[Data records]
___

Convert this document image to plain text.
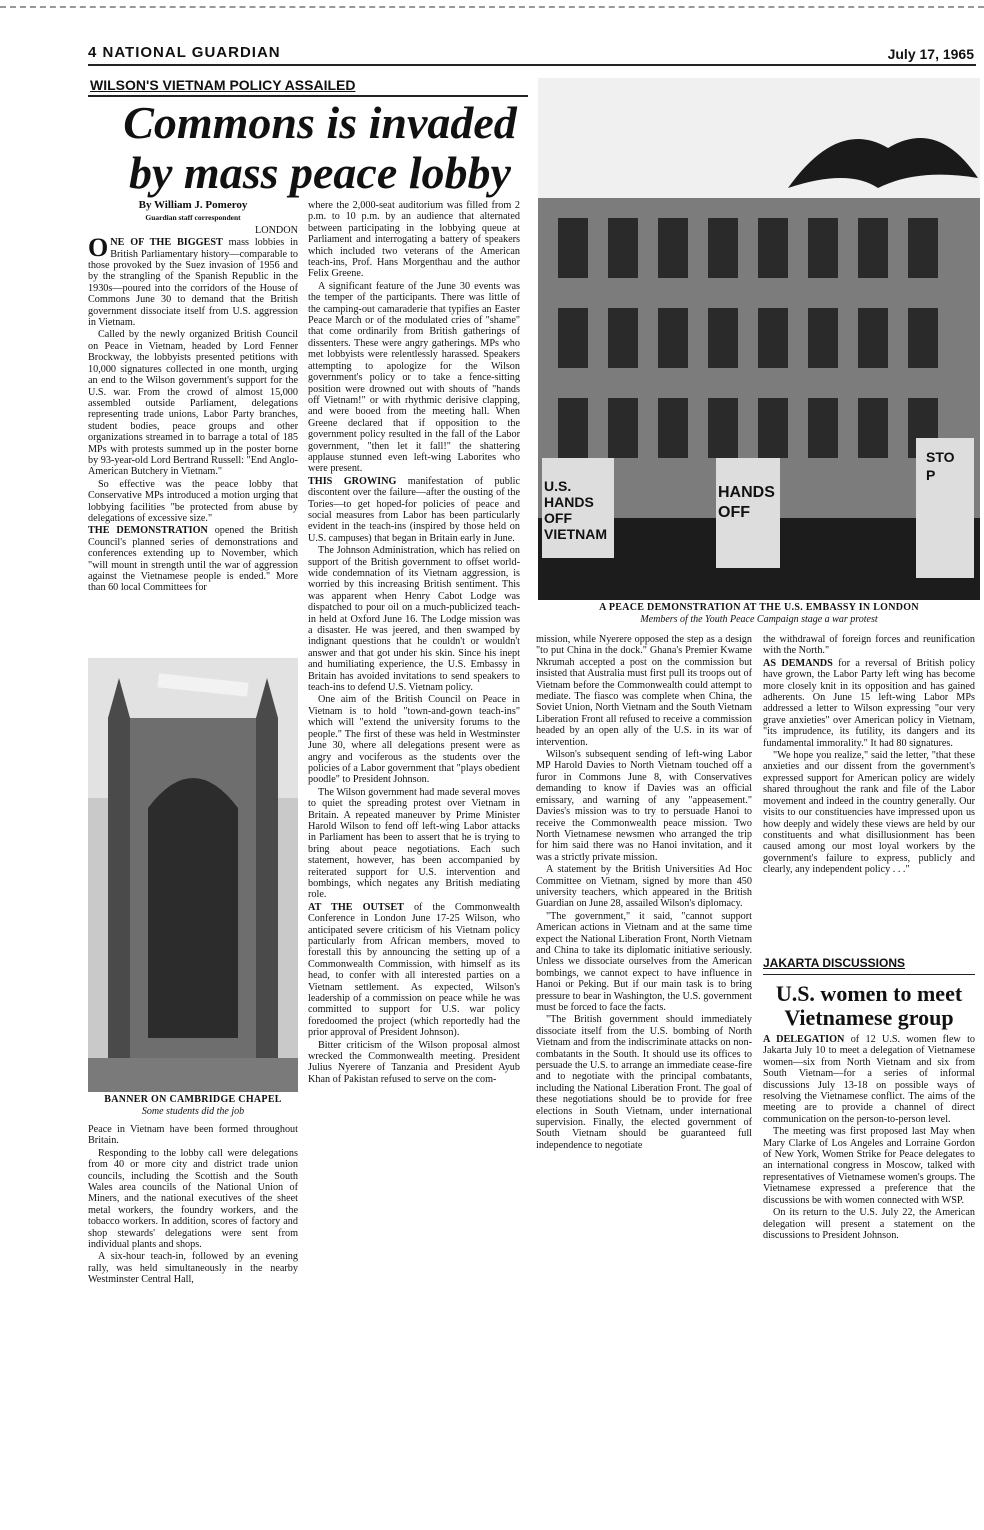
4 NATIONAL GUARDIAN	July 17, 1965
WILSON'S VIETNAM POLICY ASSAILED
Commons is invaded by mass peace lobby

By William J. Pomeroy

Guardian staff correspondent

LONDON

ONE OF THE BIGGEST mass lobbies in British Parliamentary history—comparable to those provoked by the Suez invasion of 1956 and by the strangling of the Spanish Republic in the 1930s—poured into the corridors of the House of Commons June 30 to demand that the British government dissociate itself from U.S. aggression in Vietnam.

Called by the newly organized British Council on Peace in Vietnam, headed by Lord Fenner Brockway, the lobbyists presented petitions with 10,000 signatures collected in one month, urging an end to the Wilson government's support for the U.S. war. From the crowd of almost 15,000 assembled outside Parliament, delegations representing trade unions, Labor Party branches, student bodies, peace groups and other organizations streamed in to barrage a total of 185 MPs with protests summed up in the poster borne by 93-year-old Lord Bertrand Russell: "End Anglo-American Butchery in Vietnam."

So effective was the peace lobby that Conservative MPs introduced a motion urging that lobbying facilities "be protected from abuse by delegations of excessive size."

THE DEMONSTRATION opened the British Council's planned series of demonstrations and conferences extending up to November, which "will mount in strength until the war of aggression against the Vietnamese people is ended." More than 60 local Committees for

BANNER ON CAMBRIDGE CHAPEL
Some students did the job

Peace in Vietnam have been formed throughout Britain.

Responding to the lobby call were delegations from 40 or more city and district trade union councils, including the Scottish and the South Wales area councils of the National Union of Miners, and the national executives of the sheet metal workers, the foundry workers, and the tobacco workers. In addition, scores of factory and shop stewards' delegations were sent from individual plants and shops.

A six-hour teach-in, followed by an evening rally, was held simultaneously in the nearby Westminster Central Hall,

where the 2,000-seat auditorium was filled from 2 p.m. to 10 p.m. by an audience that alternated between participating in the lobbying queue at Parliament and interrogating a battery of speakers which included two veterans of the American teach-ins, Prof. Hans Morgenthau and the author Felix Greene.

A significant feature of the June 30 events was the temper of the participants. There was little of the camping-out camaraderie that typifies an Easter Peace March or of the modulated cries of "shame" that come ordinarily from British gatherings of dissenters. These were angry gatherings. MPs who met lobbyists were relentlessly harassed. Speakers attempting to apologize for the Wilson government's policy or to take a fence-sitting position were drowned out with shouts of "hands off Vietnam!" or with rhythmic derisive clapping, and were booed from the meeting hall. When Greene declared that if opposition to the government policy resulted in the fall of the Labor government, "then let it fall!" the shattering applause stunned even left-wing Laborites who were present.

THIS GROWING manifestation of public discontent over the failure—after the ousting of the Tories—to get hoped-for policies of peace and social measures from Labor has been particularly evident in the teach-ins (inspired by those held on U.S. campuses) that began in Britain early in June.

The Johnson Administration, which has relied on support of the British government to offset world-wide condemnation of its Vietnam aggression, is worried by this increasing British sentiment. This was apparent when Henry Cabot Lodge was dispatched to pour oil on a much-publicized teach-in held at Oxford June 16. The Lodge mission was a disaster. He was jeered, and then swamped by indignant questions that he couldn't or wouldn't answer and that got under his skin. Since his inept and humiliating experience, the U.S. Embassy in Britain has avoided invitations to send speakers to teach-ins to defend U.S. Vietnam policy.

One aim of the British Council on Peace in Vietnam is to hold "town-and-gown teach-ins" which will "extend the university forums to the people." The first of these was held in Westminster June 30, where all delegations present were as angry and vociferous as the students over the policies of a Labor government that "plays obedient poodle" to President Johnson.

The Wilson government had made several moves to quiet the spreading protest over Vietnam in Britain. A repeated maneuver by Prime Minister Harold Wilson to fend off left-wing Labor attacks in Parliament has been to assert that he is trying to bring about peace negotiations. Each such statement, however, has been accompanied by reiterated support for U.S. intervention and bombings, which negates any British mediating role.

AT THE OUTSET of the Commonwealth Conference in London June 17-25 Wilson, who anticipated severe criticism of his Vietnam policy particularly from African members, moved to forestall this by announcing the setting up of a Commonwealth Commission, with himself as its head, to confer with all interested parties on a Vietnam settlement. As expected, Wilson's leadership of a commission on peace while he was committed to support for U.S. war policy foredoomed the project (which reportedly had the prior approval of President Johnson).

Bitter criticism of the Wilson proposal almost wrecked the Commonwealth meeting. President Julius Nyerere of Tanzania and President Ayub Khan of Pakistan refused to serve on the com-

U.S. HANDS OFF VIETNAM
HANDS OFF
STOP
A PEACE DEMONSTRATION AT THE U.S. EMBASSY IN LONDON
Members of the Youth Peace Campaign stage a war protest

mission, while Nyerere opposed the step as a design "to put China in the dock." Ghana's Premier Kwame Nkrumah accepted a post on the commission but insisted that Australia must first pull its troops out of Vietnam before the Commonwealth could attempt to mediate. The fiasco was complete when China, the Soviet Union, North Vietnam and the South Vietnam Liberation Front all refused to receive a commission headed by an open ally of the U.S. in its war of intervention.

Wilson's subsequent sending of left-wing Labor MP Harold Davies to North Vietnam touched off a furor in Commons June 8, with Conservatives demanding to know if Davies was an official emissary, and warning of any "appeasement." Davies's mission was to try to persuade Hanoi to receive the Commonwealth peace mission. Two North Vietnamese newsmen who arranged the trip for him said there was no Hanoi invitation, and it was a strictly private mission.

A statement by the British Universities Ad Hoc Committee on Vietnam, signed by more than 450 university teachers, which appeared in the British Guardian on June 28, assailed Wilson's diplomacy.

"The government," it said, "cannot support American actions in Vietnam and at the same time expect the National Liberation Front, North Vietnam and China to take its diplomatic initiative seriously. Unless we dissociate ourselves from the American bombings, we cannot expect to have influence in Hanoi or Peking. But if our main task is to bring pressure to bear in Washington, the U.S. government must be forced to face the facts.

"The British government should immediately dissociate itself from the U.S. bombing of North Vietnam and from the indiscriminate attacks on non-combatants in the South. It should use its offices to persuade the U.S. to arrange an immediate cease-fire and to negotiate with the principal combatants, including the National Liberation Front. The goal of these negotiations should be to provide for free elections in South Vietnam, under international supervision. Finally, the elected government of South Vietnam should be guaranteed full independence to negotiate

the withdrawal of foreign forces and reunification with the North."

AS DEMANDS for a reversal of British policy have grown, the Labor Party left wing has become more closely knit in its opposition and has gained adherents. On June 15 left-wing Labor MPs addressed a letter to Wilson expressing "our very grave anxieties" over American policy in Vietnam, "its imprudence, its futility, its dangers and its fundamental immorality." It had 80 signatures.

"We hope you realize," said the letter, "that these anxieties and our dissent from the government's expressed support for American policy are widely shared throughout the rank and file of the Labor movement and indeed in the country generally. Our visits to our constituencies have impressed upon us how deeply and widely these views are held by our constituents and what disillusionment has been caused among our most loyal workers by the government's failure to express, publicly and clearly, any independent policy . . ."

JAKARTA DISCUSSIONS
U.S. women to meet Vietnamese group

A DELEGATION of 12 U.S. women flew to Jakarta July 10 to meet a delegation of Vietnamese women—six from North Vietnam and six from South Vietnam—for a series of informal discussions July 13-18 on possible ways of resolving the Vietnamese conflict. The aims of the meeting are to provide a channel of direct communication on the person-to-person level.

The meeting was first proposed last May when Mary Clarke of Los Angeles and Lorraine Gordon of New York, Women Strike for Peace delegates to an international congress in Moscow, talked with representatives of Vietnamese women's groups. The Vietnamese expressed a preference that the discussions be with women connected with WSP.

On its return to the U.S. July 22, the American delegation will present a statement on the discussions to President Johnson.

___

Request =
Retype each record exactly as it stands, but do not include the pictures.

The answer =
Convert this document image to plain text.
4 NATIONAL GUARDIAN	July 17, 1965
WILSON'S VIETNAM POLICY ASSAILED
Commons is invaded by mass peace lobby

By William J. Pomeroy

Guardian staff correspondent

LONDON

ONE OF THE BIGGEST mass lobbies in British Parliamentary history—comparable to those provoked by the Suez invasion of 1956 and by the strangling of the Spanish Republic in the 1930s—poured into the corridors of the House of Commons June 30 to demand that the British government dissociate itself from U.S. aggression in Vietnam.

Called by the newly organized British Council on Peace in Vietnam, headed by Lord Fenner Brockway, the lobbyists presented petitions with 10,000 signatures collected in one month, urging an end to the Wilson government's support for the U.S. war. From the crowd of almost 15,000 assembled outside Parliament, delegations representing trade unions, Labor Party branches, student bodies, peace groups and other organizations streamed in to barrage a total of 185 MPs with protests summed up in the poster borne by 93-year-old Lord Bertrand Russell: "End Anglo-American Butchery in Vietnam."

So effective was the peace lobby that Conservative MPs introduced a motion urging that lobbying facilities "be protected from abuse by delegations of excessive size."

THE DEMONSTRATION opened the British Council's planned series of demonstrations and conferences extending up to November, which "will mount in strength until the war of aggression against the Vietnamese people is ended." More than 60 local Committees for

BANNER ON CAMBRIDGE CHAPEL
Some students did the job

Peace in Vietnam have been formed throughout Britain.

Responding to the lobby call were delegations from 40 or more city and district trade union councils, including the Scottish and the South Wales area councils of the National Union of Miners, and the national executives of the sheet metal workers, the foundry workers, and the tobacco workers. In addition, scores of factory and shop stewards' delegations were sent from individual plants and shops.

A six-hour teach-in, followed by an evening rally, was held simultaneously in the nearby Westminster Central Hall,

where the 2,000-seat auditorium was filled from 2 p.m. to 10 p.m. by an audience that alternated between participating in the lobbying queue at Parliament and interrogating a battery of speakers which included two veterans of the American teach-ins, Prof. Hans Morgenthau and the author Felix Greene.

A significant feature of the June 30 events was the temper of the participants. There was little of the camping-out camaraderie that typifies an Easter Peace March or of the modulated cries of "shame" that come ordinarily from British gatherings of dissenters. These were angry gatherings. MPs who met lobbyists were relentlessly harassed. Speakers attempting to apologize for the Wilson government's policy or to take a fence-sitting position were drowned out with shouts of "hands off Vietnam!" or with rhythmic derisive clapping, and were booed from the meeting hall. When Greene declared that if opposition to the government policy resulted in the fall of the Labor government, "then let it fall!" the shattering applause stunned even left-wing Laborites who were present.

THIS GROWING manifestation of public discontent over the failure—after the ousting of the Tories—to get hoped-for policies of peace and social measures from Labor has been particularly evident in the teach-ins (inspired by those held on U.S. campuses) that began in Britain early in June.

The Johnson Administration, which has relied on support of the British government to offset world-wide condemnation of its Vietnam aggression, is worried by this increasing British sentiment. This was apparent when Henry Cabot Lodge was dispatched to pour oil on a much-publicized teach-in held at Oxford June 16. The Lodge mission was a disaster. He was jeered, and then swamped by indignant questions that he couldn't or wouldn't answer and that got under his skin. Since his inept and humiliating experience, the U.S. Embassy in Britain has avoided invitations to send speakers to teach-ins to defend U.S. Vietnam policy.

One aim of the British Council on Peace in Vietnam is to hold "town-and-gown teach-ins" which will "extend the university forums to the people." The first of these was held in Westminster June 30, where all delegations present were as angry and vociferous as the students over the policies of a Labor government that "plays obedient poodle" to President Johnson.

The Wilson government had made several moves to quiet the spreading protest over Vietnam in Britain. A repeated maneuver by Prime Minister Harold Wilson to fend off left-wing Labor attacks in Parliament has been to assert that he is trying to bring about peace negotiations. Each such statement, however, has been accompanied by reiterated support for U.S. intervention and bombings, which negates any British mediating role.

AT THE OUTSET of the Commonwealth Conference in London June 17-25 Wilson, who anticipated severe criticism of his Vietnam policy particularly from African members, moved to forestall this by announcing the setting up of a Commonwealth Commission, with himself as its head, to confer with all interested parties on a Vietnam settlement. As expected, Wilson's leadership of a commission on peace while he was committed to support for U.S. war policy foredoomed the project (which reportedly had the prior approval of President Johnson).

Bitter criticism of the Wilson proposal almost wrecked the Commonwealth meeting. President Julius Nyerere of Tanzania and President Ayub Khan of Pakistan refused to serve on the com-

U.S. HANDS OFF VIETNAM
HANDS OFF
STOP
A PEACE DEMONSTRATION AT THE U.S. EMBASSY IN LONDON
Members of the Youth Peace Campaign stage a war protest

mission, while Nyerere opposed the step as a design "to put China in the dock." Ghana's Premier Kwame Nkrumah accepted a post on the commission but insisted that Australia must first pull its troops out of Vietnam before the Commonwealth could attempt to mediate. The fiasco was complete when China, the Soviet Union, North Vietnam and the South Vietnam Liberation Front all refused to receive a commission headed by an open ally of the U.S. in its war of intervention.

Wilson's subsequent sending of left-wing Labor MP Harold Davies to North Vietnam touched off a furor in Commons June 8, with Conservatives demanding to know if Davies was an official emissary, and warning of any "appeasement." Davies's mission was to try to persuade Hanoi to receive the Commonwealth peace mission. Two North Vietnamese newsmen who arranged the trip for him said there was no Hanoi invitation, and it was a strictly private mission.

A statement by the British Universities Ad Hoc Committee on Vietnam, signed by more than 450 university teachers, which appeared in the British Guardian on June 28, assailed Wilson's diplomacy.

"The government," it said, "cannot support American actions in Vietnam and at the same time expect the National Liberation Front, North Vietnam and China to take its diplomatic initiative seriously. Unless we dissociate ourselves from the American bombings, we cannot expect to have influence in Hanoi or Peking. But if our main task is to bring pressure to bear in Washington, the U.S. government must be forced to face the facts.

"The British government should immediately dissociate itself from the U.S. bombing of North Vietnam and from the indiscriminate attacks on non-combatants in the South. It should use its offices to persuade the U.S. to arrange an immediate cease-fire and to negotiate with the principal combatants, including the National Liberation Front. The goal of these negotiations should be to provide for free elections in South Vietnam, under international supervision. Finally, the elected government of South Vietnam should be guaranteed full independence to negotiate

the withdrawal of foreign forces and reunification with the North."

AS DEMANDS for a reversal of British policy have grown, the Labor Party left wing has become more closely knit in its opposition and has gained adherents. On June 15 left-wing Labor MPs addressed a letter to Wilson expressing "our very grave anxieties" over American policy in Vietnam, "its imprudence, its futility, its dangers and its fundamental immorality." It had 80 signatures.

"We hope you realize," said the letter, "that these anxieties and our dissent from the government's expressed support for American policy are widely shared throughout the rank and file of the Labor movement and indeed in the country generally. Our visits to our constituencies have impressed upon us how deeply and widely these views are held by our constituents and what disillusionment has been caused among our most loyal workers by the government's failure to express, publicly and clearly, any independent policy . . ."

JAKARTA DISCUSSIONS
U.S. women to meet Vietnamese group

A DELEGATION of 12 U.S. women flew to Jakarta July 10 to meet a delegation of Vietnamese women—six from North Vietnam and six from South Vietnam—for a series of informal discussions July 13-18 on possible ways of resolving the Vietnamese conflict. The aims of the meeting are to provide a channel of direct communication on the person-to-person level.

The meeting was first proposed last May when Mary Clarke of Los Angeles and Lorraine Gordon of New York, Women Strike for Peace delegates to an international congress in Moscow, talked with representatives of Vietnamese women's groups. The Vietnamese expressed a preference that the discussions be with women connected with WSP.

On its return to the U.S. July 22, the American delegation will present a statement on the discussions to President Johnson.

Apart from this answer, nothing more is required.